## Challenge
Make a verbatim copy of the entries below; pictures stay out.

## Records shown

┄┄┄┄┄┄

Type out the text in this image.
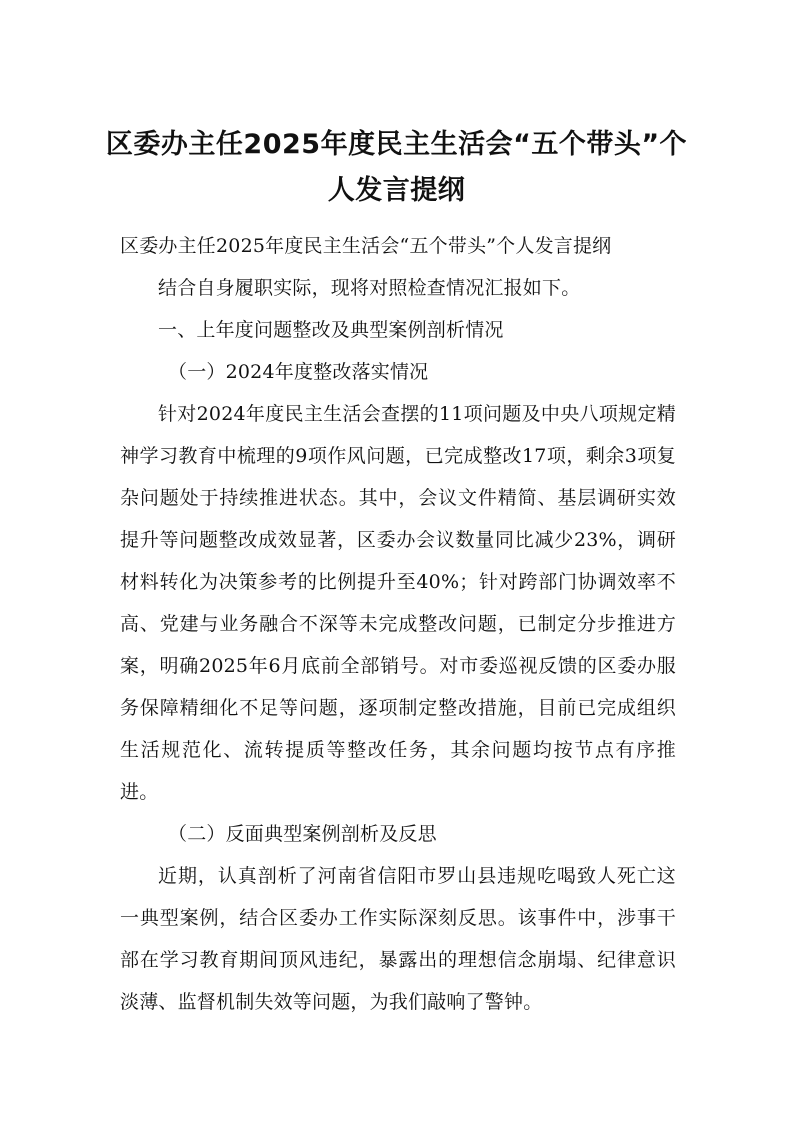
区委办主任2025年度民主生活会“五个带头”个人发言提纲

区委办主任2025年度民主生活会“五个带头”个人发言提纲

结合自身履职实际，现将对照检查情况汇报如下。

一、上年度问题整改及典型案例剖析情况

（一）2024年度整改落实情况

针对2024年度民主生活会查摆的11项问题及中央八项规定精神学习教育中梳理的9项作风问题，已完成整改17项，剩余3项复杂问题处于持续推进状态。其中，会议文件精简、基层调研实效提升等问题整改成效显著，区委办会议数量同比减少23%，调研材料转化为决策参考的比例提升至40%；针对跨部门协调效率不高、党建与业务融合不深等未完成整改问题，已制定分步推进方案，明确2025年6月底前全部销号。对市委巡视反馈的区委办服务保障精细化不足等问题，逐项制定整改措施，目前已完成组织生活规范化、流转提质等整改任务，其余问题均按节点有序推进。

（二）反面典型案例剖析及反思

近期，认真剖析了河南省信阳市罗山县违规吃喝致人死亡这一典型案例，结合区委办工作实际深刻反思。该事件中，涉事干部在学习教育期间顶风违纪，暴露出的理想信念崩塌、纪律意识淡薄、监督机制失效等问题，为我们敲响了警钟。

┄┄┄┄┄┄

## Reply
Type out the text in this image.
区委办主任2025年度民主生活会“五个带头”个人发言提纲

区委办主任2025年度民主生活会“五个带头”个人发言提纲

结合自身履职实际，现将对照检查情况汇报如下。

一、上年度问题整改及典型案例剖析情况

（一）2024年度整改落实情况

针对2024年度民主生活会查摆的11项问题及中央八项规定精神学习教育中梳理的9项作风问题，已完成整改17项，剩余3项复杂问题处于持续推进状态。其中，会议文件精简、基层调研实效提升等问题整改成效显著，区委办会议数量同比减少23%，调研材料转化为决策参考的比例提升至40%；针对跨部门协调效率不高、党建与业务融合不深等未完成整改问题，已制定分步推进方案，明确2025年6月底前全部销号。对市委巡视反馈的区委办服务保障精细化不足等问题，逐项制定整改措施，目前已完成组织生活规范化、流转提质等整改任务，其余问题均按节点有序推进。

（二）反面典型案例剖析及反思

近期，认真剖析了河南省信阳市罗山县违规吃喝致人死亡这一典型案例，结合区委办工作实际深刻反思。该事件中，涉事干部在学习教育期间顶风违纪，暴露出的理想信念崩塌、纪律意识淡薄、监督机制失效等问题，为我们敲响了警钟。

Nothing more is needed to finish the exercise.